=== SUPPLIED INFORMATION ===

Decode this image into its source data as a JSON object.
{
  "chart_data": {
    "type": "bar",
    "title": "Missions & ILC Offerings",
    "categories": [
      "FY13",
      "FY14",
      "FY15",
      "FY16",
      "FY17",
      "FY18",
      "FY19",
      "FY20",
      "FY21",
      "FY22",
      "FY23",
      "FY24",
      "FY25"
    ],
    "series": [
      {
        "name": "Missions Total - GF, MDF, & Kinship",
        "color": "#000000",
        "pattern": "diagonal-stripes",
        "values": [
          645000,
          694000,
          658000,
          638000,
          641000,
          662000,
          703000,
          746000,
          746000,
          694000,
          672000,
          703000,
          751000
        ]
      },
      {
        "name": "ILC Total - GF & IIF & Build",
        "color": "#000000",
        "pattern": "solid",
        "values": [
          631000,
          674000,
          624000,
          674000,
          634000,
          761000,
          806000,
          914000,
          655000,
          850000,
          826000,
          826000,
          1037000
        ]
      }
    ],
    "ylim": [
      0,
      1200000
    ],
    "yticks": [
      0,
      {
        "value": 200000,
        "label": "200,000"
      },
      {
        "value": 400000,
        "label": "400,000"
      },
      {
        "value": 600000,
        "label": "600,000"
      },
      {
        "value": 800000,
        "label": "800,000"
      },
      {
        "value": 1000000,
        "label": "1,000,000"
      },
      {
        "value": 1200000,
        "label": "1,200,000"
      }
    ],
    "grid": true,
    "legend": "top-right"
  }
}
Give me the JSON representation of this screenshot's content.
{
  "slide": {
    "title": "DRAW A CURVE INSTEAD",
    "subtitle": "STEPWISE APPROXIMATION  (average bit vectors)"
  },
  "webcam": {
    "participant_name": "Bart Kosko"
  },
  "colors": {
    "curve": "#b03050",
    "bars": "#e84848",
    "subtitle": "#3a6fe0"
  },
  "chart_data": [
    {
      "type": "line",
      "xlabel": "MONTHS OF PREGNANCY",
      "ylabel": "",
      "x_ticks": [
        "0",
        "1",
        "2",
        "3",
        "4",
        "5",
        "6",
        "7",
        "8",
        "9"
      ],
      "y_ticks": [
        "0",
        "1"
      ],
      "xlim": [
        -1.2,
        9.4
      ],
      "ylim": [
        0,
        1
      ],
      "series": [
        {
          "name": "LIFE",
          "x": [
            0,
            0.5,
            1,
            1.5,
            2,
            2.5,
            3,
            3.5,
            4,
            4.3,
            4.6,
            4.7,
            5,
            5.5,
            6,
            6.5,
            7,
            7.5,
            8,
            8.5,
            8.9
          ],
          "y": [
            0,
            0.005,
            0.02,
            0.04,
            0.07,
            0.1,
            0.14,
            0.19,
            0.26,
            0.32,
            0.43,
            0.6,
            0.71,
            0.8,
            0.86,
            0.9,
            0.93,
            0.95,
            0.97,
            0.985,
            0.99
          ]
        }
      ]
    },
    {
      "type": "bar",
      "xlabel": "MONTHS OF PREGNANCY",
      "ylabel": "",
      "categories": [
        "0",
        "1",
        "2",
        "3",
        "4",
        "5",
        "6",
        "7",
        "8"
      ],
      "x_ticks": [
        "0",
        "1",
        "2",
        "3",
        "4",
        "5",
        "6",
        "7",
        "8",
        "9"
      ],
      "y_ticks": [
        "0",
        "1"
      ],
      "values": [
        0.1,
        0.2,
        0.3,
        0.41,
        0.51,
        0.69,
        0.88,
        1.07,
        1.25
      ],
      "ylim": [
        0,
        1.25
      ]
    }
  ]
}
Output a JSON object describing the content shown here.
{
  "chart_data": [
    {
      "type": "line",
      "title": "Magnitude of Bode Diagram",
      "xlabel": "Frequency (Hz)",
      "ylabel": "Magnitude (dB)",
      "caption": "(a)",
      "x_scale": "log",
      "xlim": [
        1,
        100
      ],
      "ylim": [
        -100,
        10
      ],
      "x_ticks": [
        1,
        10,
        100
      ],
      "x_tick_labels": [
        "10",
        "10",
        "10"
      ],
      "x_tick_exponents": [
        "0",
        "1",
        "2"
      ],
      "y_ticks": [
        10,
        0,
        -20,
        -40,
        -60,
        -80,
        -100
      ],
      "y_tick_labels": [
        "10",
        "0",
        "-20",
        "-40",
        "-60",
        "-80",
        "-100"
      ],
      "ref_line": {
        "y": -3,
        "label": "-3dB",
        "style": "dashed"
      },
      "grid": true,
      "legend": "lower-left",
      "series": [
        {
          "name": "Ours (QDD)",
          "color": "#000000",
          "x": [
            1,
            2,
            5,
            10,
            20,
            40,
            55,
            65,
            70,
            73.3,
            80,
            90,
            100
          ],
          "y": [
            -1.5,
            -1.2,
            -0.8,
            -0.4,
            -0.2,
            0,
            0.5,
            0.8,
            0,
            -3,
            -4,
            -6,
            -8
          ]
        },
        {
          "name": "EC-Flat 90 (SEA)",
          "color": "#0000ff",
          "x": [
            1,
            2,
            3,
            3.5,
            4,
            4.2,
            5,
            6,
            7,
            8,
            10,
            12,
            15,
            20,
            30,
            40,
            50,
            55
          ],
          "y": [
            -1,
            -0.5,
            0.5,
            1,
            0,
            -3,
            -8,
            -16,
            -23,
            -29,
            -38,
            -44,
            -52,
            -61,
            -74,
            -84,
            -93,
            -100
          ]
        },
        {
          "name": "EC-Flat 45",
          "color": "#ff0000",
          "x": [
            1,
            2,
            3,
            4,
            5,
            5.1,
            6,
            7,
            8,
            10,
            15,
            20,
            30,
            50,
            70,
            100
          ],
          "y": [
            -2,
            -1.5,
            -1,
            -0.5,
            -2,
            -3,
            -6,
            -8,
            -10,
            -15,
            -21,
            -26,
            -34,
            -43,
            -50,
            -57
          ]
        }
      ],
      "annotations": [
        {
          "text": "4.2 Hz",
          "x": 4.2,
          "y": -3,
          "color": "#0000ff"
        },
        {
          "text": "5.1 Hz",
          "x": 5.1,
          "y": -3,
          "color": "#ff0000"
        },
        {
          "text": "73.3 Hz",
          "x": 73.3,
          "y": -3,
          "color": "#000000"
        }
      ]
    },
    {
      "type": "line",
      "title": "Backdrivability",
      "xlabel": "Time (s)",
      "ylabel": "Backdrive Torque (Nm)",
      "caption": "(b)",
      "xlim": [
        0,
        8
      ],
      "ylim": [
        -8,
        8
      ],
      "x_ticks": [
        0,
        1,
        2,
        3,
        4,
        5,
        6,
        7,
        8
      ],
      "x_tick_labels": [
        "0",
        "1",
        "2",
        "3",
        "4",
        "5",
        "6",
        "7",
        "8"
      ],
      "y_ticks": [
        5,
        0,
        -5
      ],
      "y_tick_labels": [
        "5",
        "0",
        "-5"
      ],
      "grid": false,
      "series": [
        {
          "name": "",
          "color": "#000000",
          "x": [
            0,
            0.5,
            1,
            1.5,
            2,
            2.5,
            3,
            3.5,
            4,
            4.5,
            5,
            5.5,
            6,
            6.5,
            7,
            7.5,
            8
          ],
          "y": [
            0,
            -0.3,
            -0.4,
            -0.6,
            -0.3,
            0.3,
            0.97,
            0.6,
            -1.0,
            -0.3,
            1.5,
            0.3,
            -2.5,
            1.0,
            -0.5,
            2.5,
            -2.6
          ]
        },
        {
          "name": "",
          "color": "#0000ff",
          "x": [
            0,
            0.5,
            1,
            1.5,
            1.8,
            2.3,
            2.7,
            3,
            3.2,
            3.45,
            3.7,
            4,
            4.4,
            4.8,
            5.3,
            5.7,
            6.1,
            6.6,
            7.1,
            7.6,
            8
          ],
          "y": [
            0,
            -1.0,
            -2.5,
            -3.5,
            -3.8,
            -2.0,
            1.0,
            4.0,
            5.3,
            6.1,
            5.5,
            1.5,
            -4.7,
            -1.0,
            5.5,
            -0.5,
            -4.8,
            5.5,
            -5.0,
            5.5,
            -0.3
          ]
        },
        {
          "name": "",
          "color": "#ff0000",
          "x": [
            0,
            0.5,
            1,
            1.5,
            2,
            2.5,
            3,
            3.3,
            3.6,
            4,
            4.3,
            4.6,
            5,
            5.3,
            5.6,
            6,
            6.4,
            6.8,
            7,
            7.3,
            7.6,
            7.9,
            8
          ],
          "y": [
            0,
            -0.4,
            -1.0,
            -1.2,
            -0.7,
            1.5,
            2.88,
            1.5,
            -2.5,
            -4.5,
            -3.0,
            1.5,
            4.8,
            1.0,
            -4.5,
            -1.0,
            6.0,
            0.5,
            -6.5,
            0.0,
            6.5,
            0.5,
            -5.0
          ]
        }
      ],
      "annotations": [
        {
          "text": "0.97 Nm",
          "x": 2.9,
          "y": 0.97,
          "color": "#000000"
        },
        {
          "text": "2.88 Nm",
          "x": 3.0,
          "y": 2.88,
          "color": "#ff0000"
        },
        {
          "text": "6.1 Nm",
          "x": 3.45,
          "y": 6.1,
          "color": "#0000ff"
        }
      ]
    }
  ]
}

===

*TO BE DONE:* Looking at the entries above, state how many lines contain "subtitle"; give the number alone.

*TASK ANSWER:* 2